In the passage on field recordings, decide whether each statement (a), (b), (c) agrees with it, and back each yes or no with the deciding words quoted from the passage. (a) The 'nighter tapes are more exciting than the original records. (b) Anechoic chambers and soundproofing improved recording. (c) The chamber music recordings praised are from the early eighties.

**SELECTED PASSAGE**
►
Later, when Resonance FM started, I used to love listening to The Framework programme, where you'd get an hour of the sound of the snow
falling on someones roof in New York, or whatever.

I also like are field-recordings with music in them. Decades ago when I used to travel around on the Northern Souls scene, I used to tape 'nighters. It was great, you'd get all the super-distorted sounds of the records bouncing off the ceiling and floors, hand-claps, sounds of dancing, chatter and glasses clinking, and the whole atmosphere of people having a wild time. I've got a big collection of these tapes - they're very exciting, much, much more exciting than listening to the original records. I made a programme for Resonance with these tapes, which was broadcast a couple of years ago.

As for anechoic chambers and soundproofing - I think that kind of thing spoiled recording a bit. I like the free movement of air. I like to 'hear' the heat-drenched ambience of the California sun on Beach Boys records, and I like to feel the English damp on early Dusty Springfield records.

I also really like the one-mike-in-a-church super nude, super air-y, super prana-y sound of chamber music recordings from the early nineties (notably those on the French Valois label).



(no subject)

Date: 2006-04-13 11:18 am (UTC)
From: [identity profile] imomus.livejournal.com
Wow, wonderful, Jake, I didn't know you were so far into this stuff!

(no subject)

Date: 2006-04-13 12:20 pm (UTC)
From: [identity profile] tassellrealm.livejournal.com
Well yeah, I'm also into pretty melodies though.

To counter one against the other is a big mistake, in my view.

In a world of infinite possibilities, why narrow things down to two artificially polarised choices?
◄
**DATA SECTION**
►
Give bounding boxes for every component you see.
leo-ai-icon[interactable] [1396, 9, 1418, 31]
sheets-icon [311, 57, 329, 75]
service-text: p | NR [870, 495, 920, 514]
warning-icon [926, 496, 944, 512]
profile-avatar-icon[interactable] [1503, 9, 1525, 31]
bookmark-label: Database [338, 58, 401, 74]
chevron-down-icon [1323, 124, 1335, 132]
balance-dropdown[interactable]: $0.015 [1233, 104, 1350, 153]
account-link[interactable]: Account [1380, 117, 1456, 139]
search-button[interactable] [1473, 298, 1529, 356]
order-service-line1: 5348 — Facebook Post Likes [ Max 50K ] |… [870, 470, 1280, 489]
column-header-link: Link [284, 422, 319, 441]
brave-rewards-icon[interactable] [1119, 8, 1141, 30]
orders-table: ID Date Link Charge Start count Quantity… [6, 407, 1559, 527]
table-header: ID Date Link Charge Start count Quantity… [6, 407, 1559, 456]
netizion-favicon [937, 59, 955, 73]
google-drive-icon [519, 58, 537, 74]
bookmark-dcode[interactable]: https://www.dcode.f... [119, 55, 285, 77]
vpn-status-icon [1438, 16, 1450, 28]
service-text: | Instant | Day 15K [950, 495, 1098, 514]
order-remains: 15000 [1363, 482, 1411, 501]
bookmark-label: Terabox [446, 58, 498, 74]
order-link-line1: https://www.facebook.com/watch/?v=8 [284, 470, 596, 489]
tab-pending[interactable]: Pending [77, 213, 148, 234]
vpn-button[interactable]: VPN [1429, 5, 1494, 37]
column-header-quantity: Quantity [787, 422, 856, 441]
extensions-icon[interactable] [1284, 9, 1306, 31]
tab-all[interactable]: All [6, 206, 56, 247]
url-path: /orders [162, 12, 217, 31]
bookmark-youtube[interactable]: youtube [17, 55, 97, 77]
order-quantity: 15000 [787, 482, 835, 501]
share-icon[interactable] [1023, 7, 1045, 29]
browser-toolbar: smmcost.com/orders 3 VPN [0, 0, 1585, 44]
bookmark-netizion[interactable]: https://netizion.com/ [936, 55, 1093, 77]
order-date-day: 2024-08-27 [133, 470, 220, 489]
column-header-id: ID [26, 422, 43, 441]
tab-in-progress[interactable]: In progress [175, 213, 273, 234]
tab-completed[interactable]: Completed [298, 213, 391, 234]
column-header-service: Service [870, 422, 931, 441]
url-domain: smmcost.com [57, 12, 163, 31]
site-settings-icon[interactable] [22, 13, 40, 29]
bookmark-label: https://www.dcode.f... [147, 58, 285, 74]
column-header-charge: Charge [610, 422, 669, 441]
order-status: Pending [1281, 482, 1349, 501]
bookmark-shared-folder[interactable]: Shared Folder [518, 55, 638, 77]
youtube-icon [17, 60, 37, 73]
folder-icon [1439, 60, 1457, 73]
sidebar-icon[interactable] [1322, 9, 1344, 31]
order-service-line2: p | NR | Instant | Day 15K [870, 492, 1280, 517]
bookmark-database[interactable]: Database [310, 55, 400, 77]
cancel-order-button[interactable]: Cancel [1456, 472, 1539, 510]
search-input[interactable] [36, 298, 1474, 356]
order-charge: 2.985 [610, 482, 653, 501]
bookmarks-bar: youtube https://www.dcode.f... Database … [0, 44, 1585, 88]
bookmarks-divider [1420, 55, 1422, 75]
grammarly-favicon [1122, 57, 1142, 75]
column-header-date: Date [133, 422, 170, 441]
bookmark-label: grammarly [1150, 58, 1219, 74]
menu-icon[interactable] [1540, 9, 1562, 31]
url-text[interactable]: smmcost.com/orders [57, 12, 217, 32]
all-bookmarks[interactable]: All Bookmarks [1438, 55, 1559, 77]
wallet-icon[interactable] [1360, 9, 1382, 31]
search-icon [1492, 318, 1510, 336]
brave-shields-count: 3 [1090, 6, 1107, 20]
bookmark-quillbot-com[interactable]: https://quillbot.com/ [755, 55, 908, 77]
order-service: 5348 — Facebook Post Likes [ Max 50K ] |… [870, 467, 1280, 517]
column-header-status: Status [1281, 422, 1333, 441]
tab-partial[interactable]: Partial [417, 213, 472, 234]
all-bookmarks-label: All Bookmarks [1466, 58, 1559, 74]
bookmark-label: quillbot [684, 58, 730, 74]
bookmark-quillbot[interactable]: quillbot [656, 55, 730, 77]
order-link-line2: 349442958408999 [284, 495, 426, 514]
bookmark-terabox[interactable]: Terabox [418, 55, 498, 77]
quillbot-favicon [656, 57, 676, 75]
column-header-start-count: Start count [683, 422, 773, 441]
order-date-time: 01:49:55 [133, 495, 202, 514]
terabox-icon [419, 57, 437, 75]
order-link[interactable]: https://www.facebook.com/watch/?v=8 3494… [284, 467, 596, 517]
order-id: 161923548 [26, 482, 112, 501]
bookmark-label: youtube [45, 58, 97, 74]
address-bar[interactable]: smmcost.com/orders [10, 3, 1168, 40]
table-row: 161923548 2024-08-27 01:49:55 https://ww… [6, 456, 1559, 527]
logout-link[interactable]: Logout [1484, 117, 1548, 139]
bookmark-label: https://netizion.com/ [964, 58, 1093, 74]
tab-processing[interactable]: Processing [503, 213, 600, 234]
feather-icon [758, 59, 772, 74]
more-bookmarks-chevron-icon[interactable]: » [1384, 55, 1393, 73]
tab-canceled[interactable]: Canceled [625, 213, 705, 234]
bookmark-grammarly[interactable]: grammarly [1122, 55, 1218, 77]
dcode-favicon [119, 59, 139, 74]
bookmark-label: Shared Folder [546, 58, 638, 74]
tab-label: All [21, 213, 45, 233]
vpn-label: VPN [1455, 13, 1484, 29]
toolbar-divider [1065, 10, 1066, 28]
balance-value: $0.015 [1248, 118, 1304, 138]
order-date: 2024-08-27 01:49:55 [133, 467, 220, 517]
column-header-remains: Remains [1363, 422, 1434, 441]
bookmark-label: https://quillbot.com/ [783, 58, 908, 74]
◄
**TASK OUTPUT**
(a) Yes: "much, much more exciting than listening to the original records"
(b) No: "I think that kind of thing spoiled recording a bit"
(c) No: "chamber music recordings from the early nineties"